╭─ DATA PROVIDED
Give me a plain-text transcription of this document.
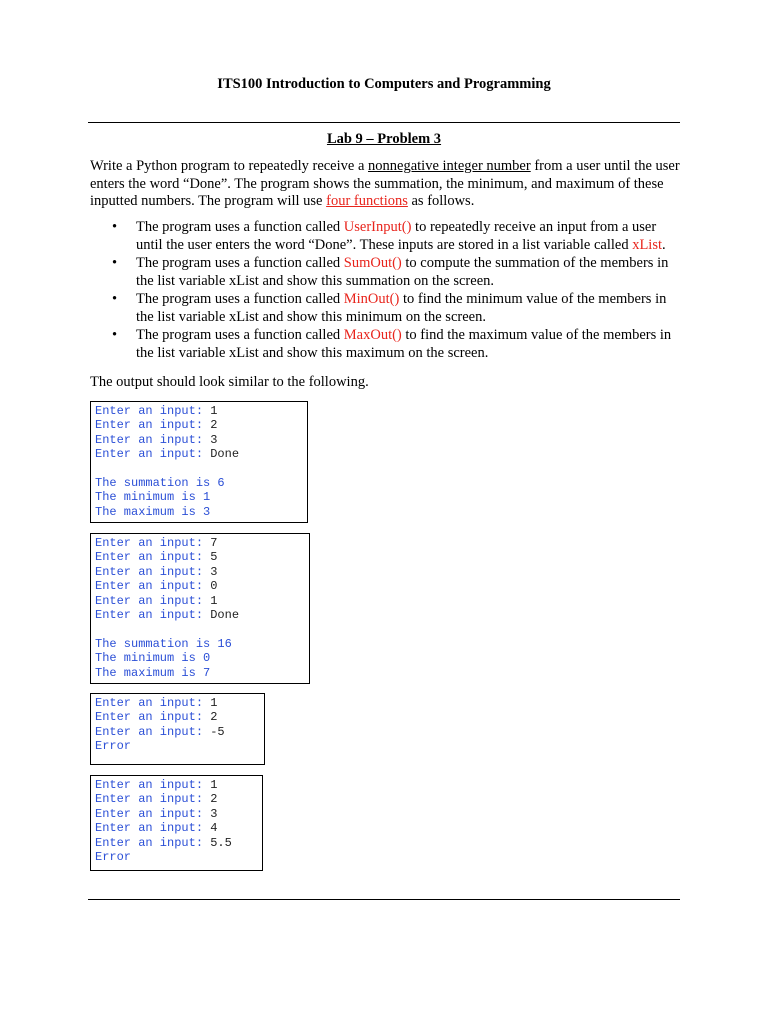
ITS100 Introduction to Computers and Programming
Lab 9 – Problem 3
Write a Python program to repeatedly receive a nonnegative integer number from a user until the user enters the word “Done”. The program shows the summation, the minimum, and maximum of these inputted numbers. The program will use four functions as follows.
• The program uses a function called UserInput() to repeatedly receive an input from a user until the user enters the word “Done”. These inputs are stored in a list variable called xList.
• The program uses a function called SumOut() to compute the summation of the members in the list variable xList and show this summation on the screen.
• The program uses a function called MinOut() to find the minimum value of the members in the list variable xList and show this minimum on the screen.
• The program uses a function called MaxOut() to find the maximum value of the members in the list variable xList and show this maximum on the screen.
The output should look similar to the following.
Enter an input: 1
Enter an input: 2
Enter an input: 3
Enter an input: Done
The summation is 6
The minimum is 1
The maximum is 3
Enter an input: 7
Enter an input: 5
Enter an input: 3
Enter an input: 0
Enter an input: 1
Enter an input: Done
The summation is 16
The minimum is 0
The maximum is 7
Enter an input: 1
Enter an input: 2
Enter an input: -5
Error
Enter an input: 1
Enter an input: 2
Enter an input: 3
Enter an input: 4
Enter an input: 5.5
Error
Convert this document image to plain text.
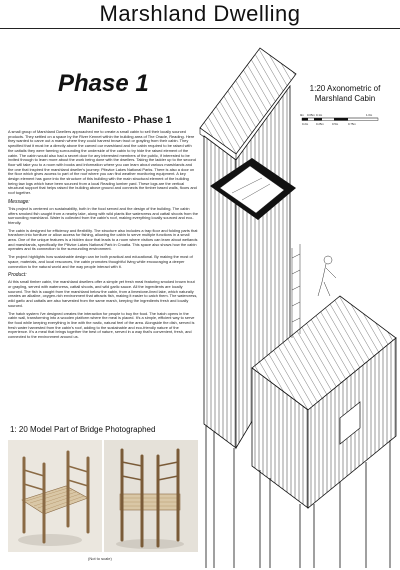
Marshland Dwelling
Phase 1
Manifesto - Phase 1

A small group of Marshland Dwellers approached me to create a small cabin to sell their locally sourced products. They settled on a space by the River Kennet within the building area of The Oracle, Reading. Here they wanted to carve out a marsh where they could harvest brown trout or grayling from their cabin. They specified that it must be a directly above the carved our marshland and the cabin required to be raised with the cattails they were farming surrounding the underside of the cabin to try hide the raised element of the cabin. The cabin would also had a secret door for any interested members of the public, if interested to be invited through to learn more about the work being done with the dwellers. Taking the ladder up to the second floor will take you to a room with books and information where you can learn about various marshlands and the one that inspired the marshland dweller's journey: Pitsvice Lakes National Parks. There is also a door on the floor which gives access to part of the roof where you can find weather monitoring equipment. A key design element has gone into the structure of this building with the main structural element of the building being taw logs which have been sourced from a local Reading lumber yard. These logs are the vertical structural support that helps raised the building above ground and connects the timber based walls, floors and roof together.

Message:

This project is centered on sustainability, both in the food served and the design of the building. The cabin offers smoked fish caught from a nearby lake, along with wild plants like watercress and cattail shoots from the surrounding marshland. Water is collected from the cabin's roof, making everything locally sourced and eco-friendly.

The cabin is designed for efficiency and flexibility. The structure also includes a trap floor and folding parts that transform into furniture or allow access for fishing, allowing the cabin to serve multiple functions in a small area. One of the unique features is a hidden door that leads to a room where visitors can learn about wetlands and marshlands, specifically the Plitvice Lakes National Park in Croatia. This space also shows how the cabin operates and its connection to the surrounding environment.

The project highlights how sustainable design can be both practical and educational. By making the most of space, materials, and local resources, the cabin promotes thoughtful living while encouraging a deeper connection to the natural world and the way people interact with it.

Product:

At this small timber cabin, the marshland dwellers offer a simple yet fresh meal featuring smoked brown trout or grayling, served with watercress, cattail shoots, and wild garlic sauce. All the ingredients are locally sourced. The fish is caught from the marshland below the cabin, from a limestone-lined lake, which naturally creates an alkaline, oxygen-rich environment that attracts fish, making it easier to catch them. The watercress, wild garlic and cattails are also harvested from the same marsh, keeping the ingredients fresh and locally sourced.

The hatch system I've designed creates the interaction for people to buy the food. The hatch opens in the cabin wall, transforming into a wooden platform where the meal is placed. It's a simple, efficient way to serve the food while keeping everything in line with the rustic, natural feel of the area. Alongside the dish, served is fresh water harvested from the cabin's roof, adding to the sustainable and eco-friendly nature of the experience. It's a meal that brings together the best of nature, served in a way that's convenient, fresh, and connected to the environment around us.

1:20 Axonometric of Marshland Cabin
0m 0.05m 0.1m
0.2m	0.25m	0.5m
1.0m
0.75m
1: 20 Model Part of Bridge Photographed
(Not to scale)
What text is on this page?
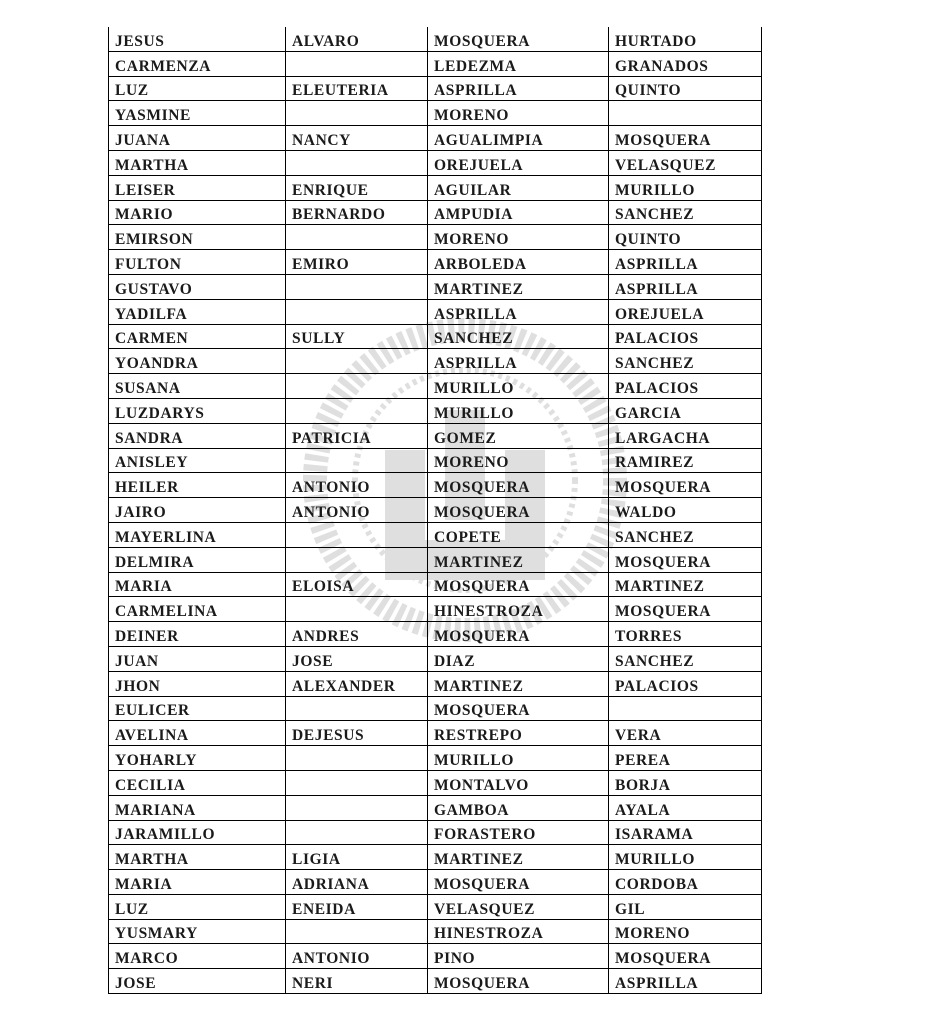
JESUS	ALVARO	MOSQUERA	HURTADO
CARMENZA		LEDEZMA	GRANADOS
LUZ	ELEUTERIA	ASPRILLA	QUINTO
YASMINE		MORENO	
JUANA	NANCY	AGUALIMPIA	MOSQUERA
MARTHA		OREJUELA	VELASQUEZ
LEISER	ENRIQUE	AGUILAR	MURILLO
MARIO	BERNARDO	AMPUDIA	SANCHEZ
EMIRSON		MORENO	QUINTO
FULTON	EMIRO	ARBOLEDA	ASPRILLA
GUSTAVO		MARTINEZ	ASPRILLA
YADILFA		ASPRILLA	OREJUELA
CARMEN	SULLY	SANCHEZ	PALACIOS
YOANDRA		ASPRILLA	SANCHEZ
SUSANA		MURILLO	PALACIOS
LUZDARYS		MURILLO	GARCIA
SANDRA	PATRICIA	GOMEZ	LARGACHA
ANISLEY		MORENO	RAMIREZ
HEILER	ANTONIO	MOSQUERA	MOSQUERA
JAIRO	ANTONIO	MOSQUERA	WALDO
MAYERLINA		COPETE	SANCHEZ
DELMIRA		MARTINEZ	MOSQUERA
MARIA	ELOISA	MOSQUERA	MARTINEZ
CARMELINA		HINESTROZA	MOSQUERA
DEINER	ANDRES	MOSQUERA	TORRES
JUAN	JOSE	DIAZ	SANCHEZ
JHON	ALEXANDER	MARTINEZ	PALACIOS
EULICER		MOSQUERA	
AVELINA	DEJESUS	RESTREPO	VERA
YOHARLY		MURILLO	PEREA
CECILIA		MONTALVO	BORJA
MARIANA		GAMBOA	AYALA
JARAMILLO		FORASTERO	ISARAMA
MARTHA	LIGIA	MARTINEZ	MURILLO
MARIA	ADRIANA	MOSQUERA	CORDOBA
LUZ	ENEIDA	VELASQUEZ	GIL
YUSMARY		HINESTROZA	MORENO
MARCO	ANTONIO	PINO	MOSQUERA
JOSE	NERI	MOSQUERA	ASPRILLA
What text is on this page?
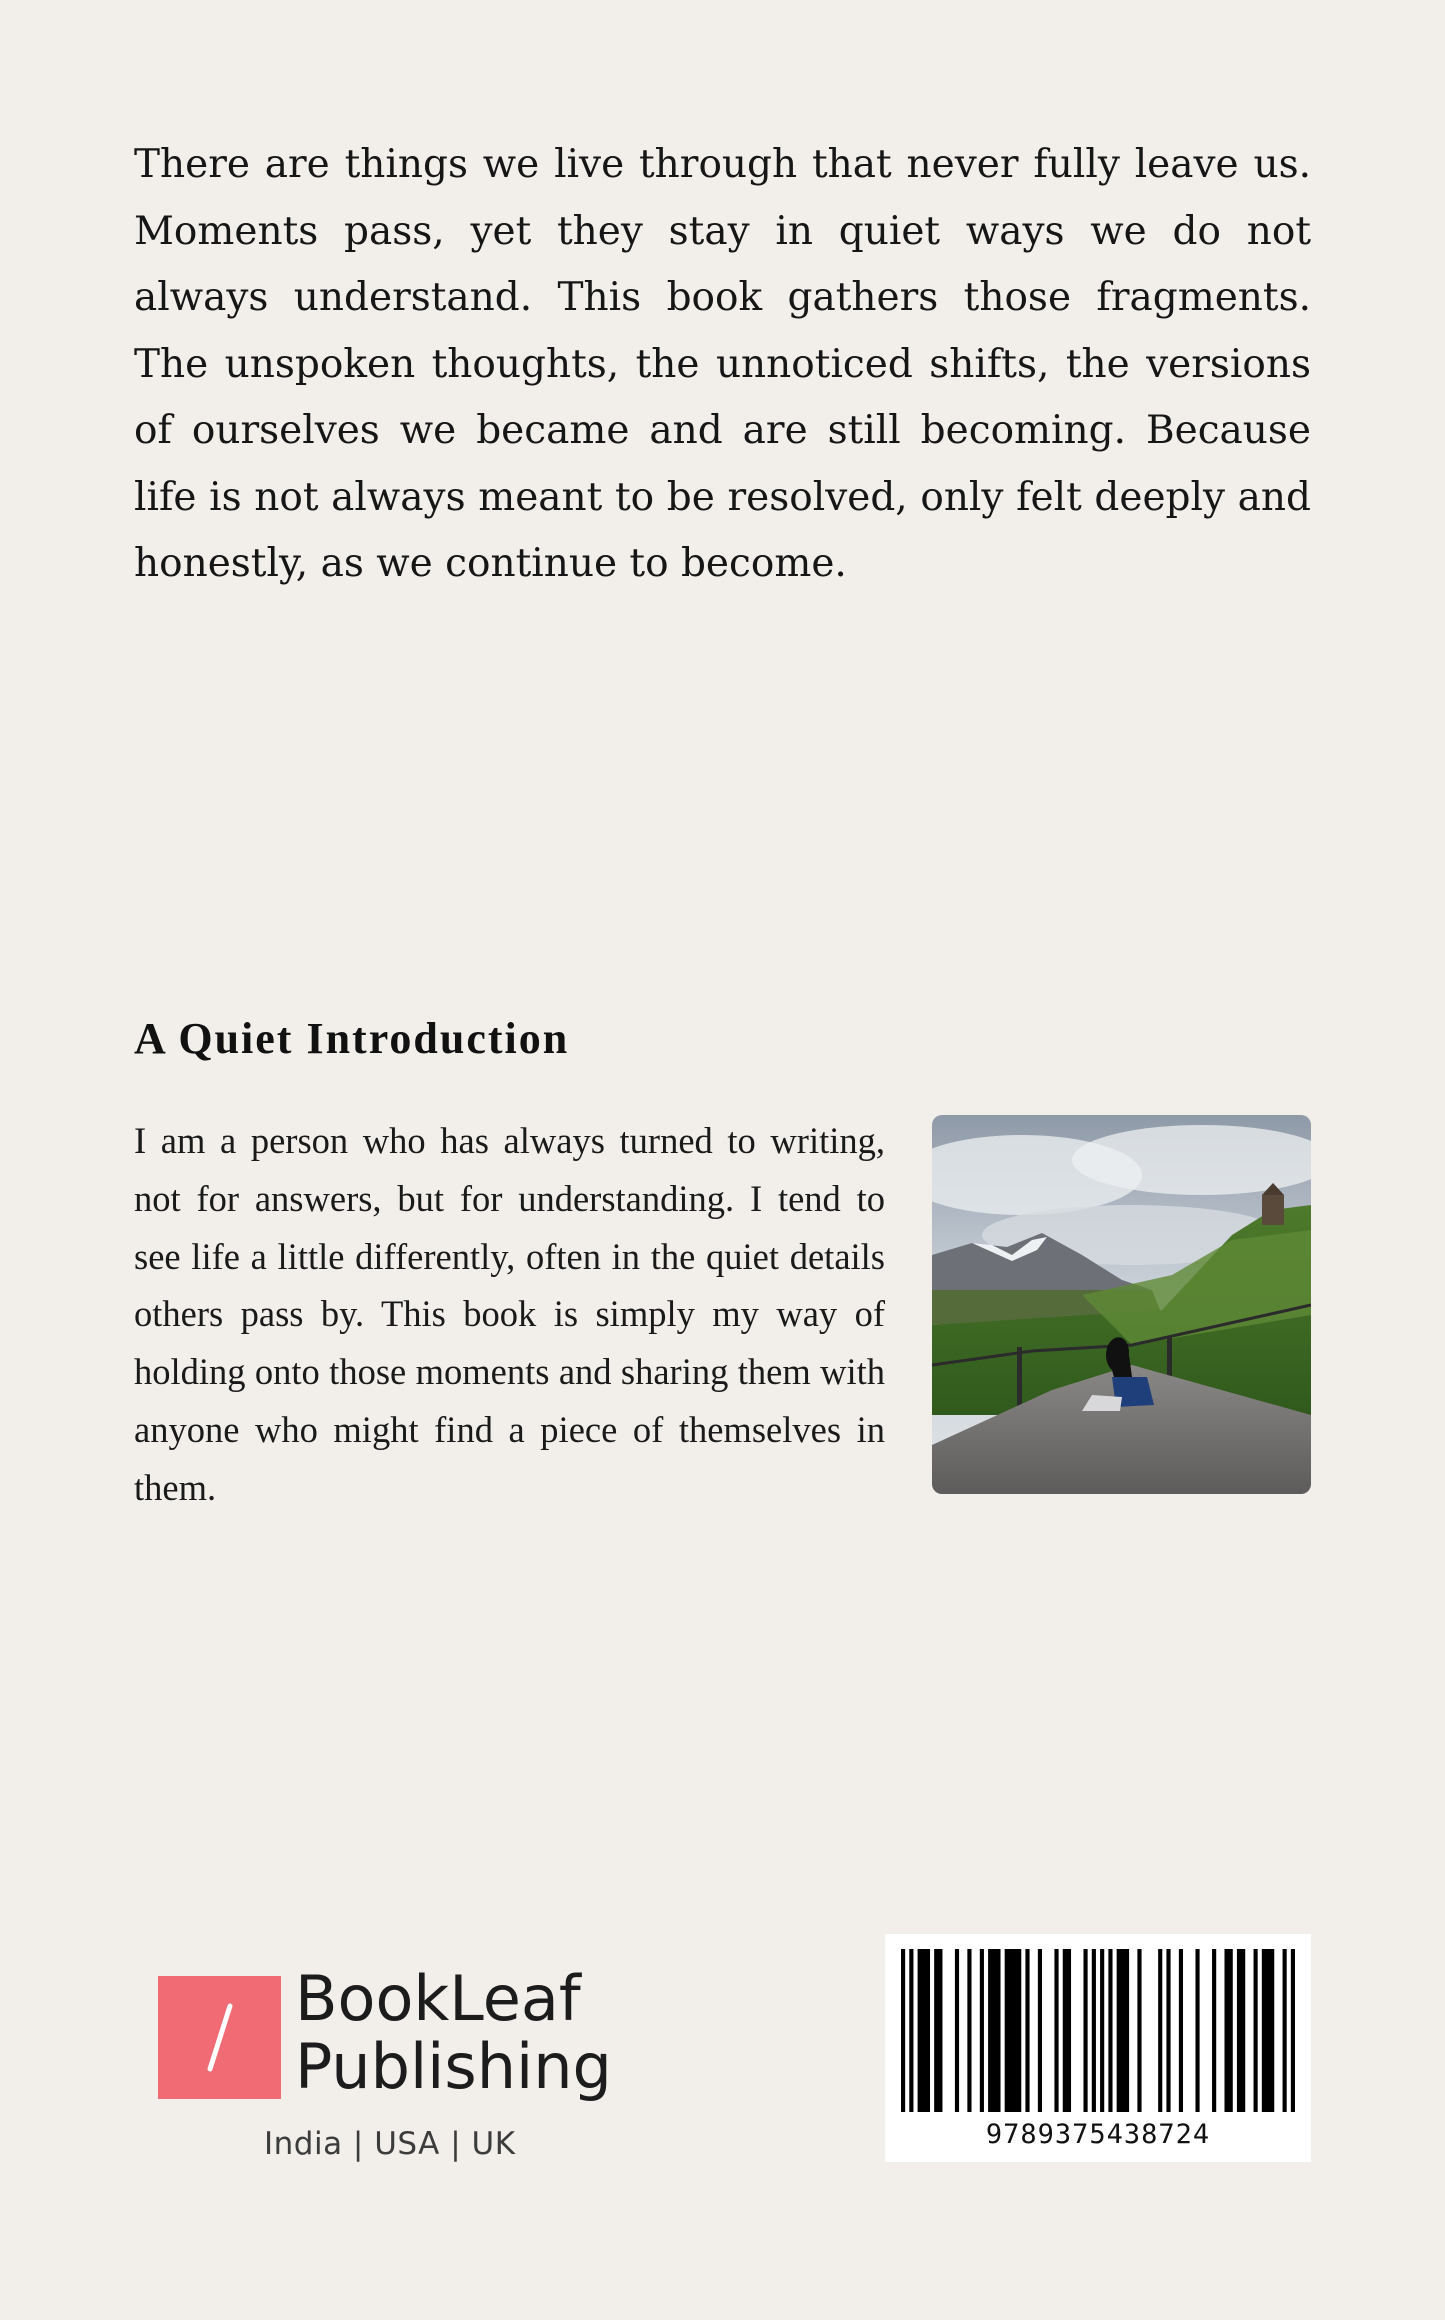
There are things we live through that never fully leave us. Moments pass, yet they stay in quiet ways we do not always understand. This book gathers those fragments. The unspoken thoughts, the unnoticed shifts, the versions of ourselves we became and are still becoming. Because life is not always meant to be resolved, only felt deeply and honestly, as we continue to become.

A Quiet Introduction

I am a person who has always turned to writing, not for answers, but for understanding. I tend to see life a little differently, often in the quiet details others pass by. This book is simply my way of holding onto those moments and sharing them with anyone who might find a piece of themselves in them.

BookLeaf
Publishing
India | USA | UK	9789375438724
╰─
• **EXERCISE GOAL**:
Without the pictures, print the records in full, exactly as they appear.

• **RESPONSE TO THE TASK**:
Give me a plain-text transcription of this document.
ITS100 Introduction to Computers and Programming
Lab 9 – Problem 3
Write a Python program to repeatedly receive a nonnegative integer number from a user until the user enters the word “Done”. The program shows the summation, the minimum, and maximum of these inputted numbers. The program will use four functions as follows.
• The program uses a function called UserInput() to repeatedly receive an input from a user until the user enters the word “Done”. These inputs are stored in a list variable called xList.
• The program uses a function called SumOut() to compute the summation of the members in the list variable xList and show this summation on the screen.
• The program uses a function called MinOut() to find the minimum value of the members in the list variable xList and show this minimum on the screen.
• The program uses a function called MaxOut() to find the maximum value of the members in the list variable xList and show this maximum on the screen.
The output should look similar to the following.
Enter an input: 1
Enter an input: 2
Enter an input: 3
Enter an input: Done
The summation is 6
The minimum is 1
The maximum is 3
Enter an input: 7
Enter an input: 5
Enter an input: 3
Enter an input: 0
Enter an input: 1
Enter an input: Done
The summation is 16
The minimum is 0
The maximum is 7
Enter an input: 1
Enter an input: 2
Enter an input: -5
Error
Enter an input: 1
Enter an input: 2
Enter an input: 3
Enter an input: 4
Enter an input: 5.5
Error
Convert this document image to plain text.
Marshland Dwelling
Phase 1
Manifesto - Phase 1

A small group of Marshland Dwellers approached me to create a small cabin to sell their locally sourced products. They settled on a space by the River Kennet within the building area of The Oracle, Reading. Here they wanted to carve out a marsh where they could harvest brown trout or grayling from their cabin. They specified that it must be a directly above the carved our marshland and the cabin required to be raised with the cattails they were farming surrounding the underside of the cabin to try hide the raised element of the cabin. The cabin would also had a secret door for any interested members of the public, if interested to be invited through to learn more about the work being done with the dwellers. Taking the ladder up to the second floor will take you to a room with books and information where you can learn about various marshlands and the one that inspired the marshland dweller's journey: Pitsvice Lakes National Parks. There is also a door on the floor which gives access to part of the roof where you can find weather monitoring equipment. A key design element has gone into the structure of this building with the main structural element of the building being taw logs which have been sourced from a local Reading lumber yard. These logs are the vertical structural support that helps raised the building above ground and connects the timber based walls, floors and roof together.

Message:

This project is centered on sustainability, both in the food served and the design of the building. The cabin offers smoked fish caught from a nearby lake, along with wild plants like watercress and cattail shoots from the surrounding marshland. Water is collected from the cabin's roof, making everything locally sourced and eco-friendly.

The cabin is designed for efficiency and flexibility. The structure also includes a trap floor and folding parts that transform into furniture or allow access for fishing, allowing the cabin to serve multiple functions in a small area. One of the unique features is a hidden door that leads to a room where visitors can learn about wetlands and marshlands, specifically the Plitvice Lakes National Park in Croatia. This space also shows how the cabin operates and its connection to the surrounding environment.

The project highlights how sustainable design can be both practical and educational. By making the most of space, materials, and local resources, the cabin promotes thoughtful living while encouraging a deeper connection to the natural world and the way people interact with it.

Product:

At this small timber cabin, the marshland dwellers offer a simple yet fresh meal featuring smoked brown trout or grayling, served with watercress, cattail shoots, and wild garlic sauce. All the ingredients are locally sourced. The fish is caught from the marshland below the cabin, from a limestone-lined lake, which naturally creates an alkaline, oxygen-rich environment that attracts fish, making it easier to catch them. The watercress, wild garlic and cattails are also harvested from the same marsh, keeping the ingredients fresh and locally sourced.

The hatch system I've designed creates the interaction for people to buy the food. The hatch opens in the cabin wall, transforming into a wooden platform where the meal is placed. It's a simple, efficient way to serve the food while keeping everything in line with the rustic, natural feel of the area. Alongside the dish, served is fresh water harvested from the cabin's roof, adding to the sustainable and eco-friendly nature of the experience. It's a meal that brings together the best of nature, served in a way that's convenient, fresh, and connected to the environment around us.

1:20 Axonometric of Marshland Cabin
0m 0.05m 0.1m
0.2m	0.25m	0.5m
1.0m
0.75m
1: 20 Model Part of Bridge Photographed
(Not to scale)
What text is on this page?
JESUS	ALVARO	MOSQUERA	HURTADO
CARMENZA		LEDEZMA	GRANADOS
LUZ	ELEUTERIA	ASPRILLA	QUINTO
YASMINE		MORENO	
JUANA	NANCY	AGUALIMPIA	MOSQUERA
MARTHA		OREJUELA	VELASQUEZ
LEISER	ENRIQUE	AGUILAR	MURILLO
MARIO	BERNARDO	AMPUDIA	SANCHEZ
EMIRSON		MORENO	QUINTO
FULTON	EMIRO	ARBOLEDA	ASPRILLA
GUSTAVO		MARTINEZ	ASPRILLA
YADILFA		ASPRILLA	OREJUELA
CARMEN	SULLY	SANCHEZ	PALACIOS
YOANDRA		ASPRILLA	SANCHEZ
SUSANA		MURILLO	PALACIOS
LUZDARYS		MURILLO	GARCIA
SANDRA	PATRICIA	GOMEZ	LARGACHA
ANISLEY		MORENO	RAMIREZ
HEILER	ANTONIO	MOSQUERA	MOSQUERA
JAIRO	ANTONIO	MOSQUERA	WALDO
MAYERLINA		COPETE	SANCHEZ
DELMIRA		MARTINEZ	MOSQUERA
MARIA	ELOISA	MOSQUERA	MARTINEZ
CARMELINA		HINESTROZA	MOSQUERA
DEINER	ANDRES	MOSQUERA	TORRES
JUAN	JOSE	DIAZ	SANCHEZ
JHON	ALEXANDER	MARTINEZ	PALACIOS
EULICER		MOSQUERA	
AVELINA	DEJESUS	RESTREPO	VERA
YOHARLY		MURILLO	PEREA
CECILIA		MONTALVO	BORJA
MARIANA		GAMBOA	AYALA
JARAMILLO		FORASTERO	ISARAMA
MARTHA	LIGIA	MARTINEZ	MURILLO
MARIA	ADRIANA	MOSQUERA	CORDOBA
LUZ	ENEIDA	VELASQUEZ	GIL
YUSMARY		HINESTROZA	MORENO
MARCO	ANTONIO	PINO	MOSQUERA
JOSE	NERI	MOSQUERA	ASPRILLA
What text is on this page?
There are things we live through that never fully leave us. Moments pass, yet they stay in quiet ways we do not always understand. This book gathers those fragments. The unspoken thoughts, the unnoticed shifts, the versions of ourselves we became and are still becoming. Because life is not always meant to be resolved, only felt deeply and honestly, as we continue to become.

A Quiet Introduction

I am a person who has always turned to writing, not for answers, but for understanding. I tend to see life a little differently, often in the quiet details others pass by. This book is simply my way of holding onto those moments and sharing them with anyone who might find a piece of themselves in them.

BookLeaf
Publishing
India | USA | UK	9789375438724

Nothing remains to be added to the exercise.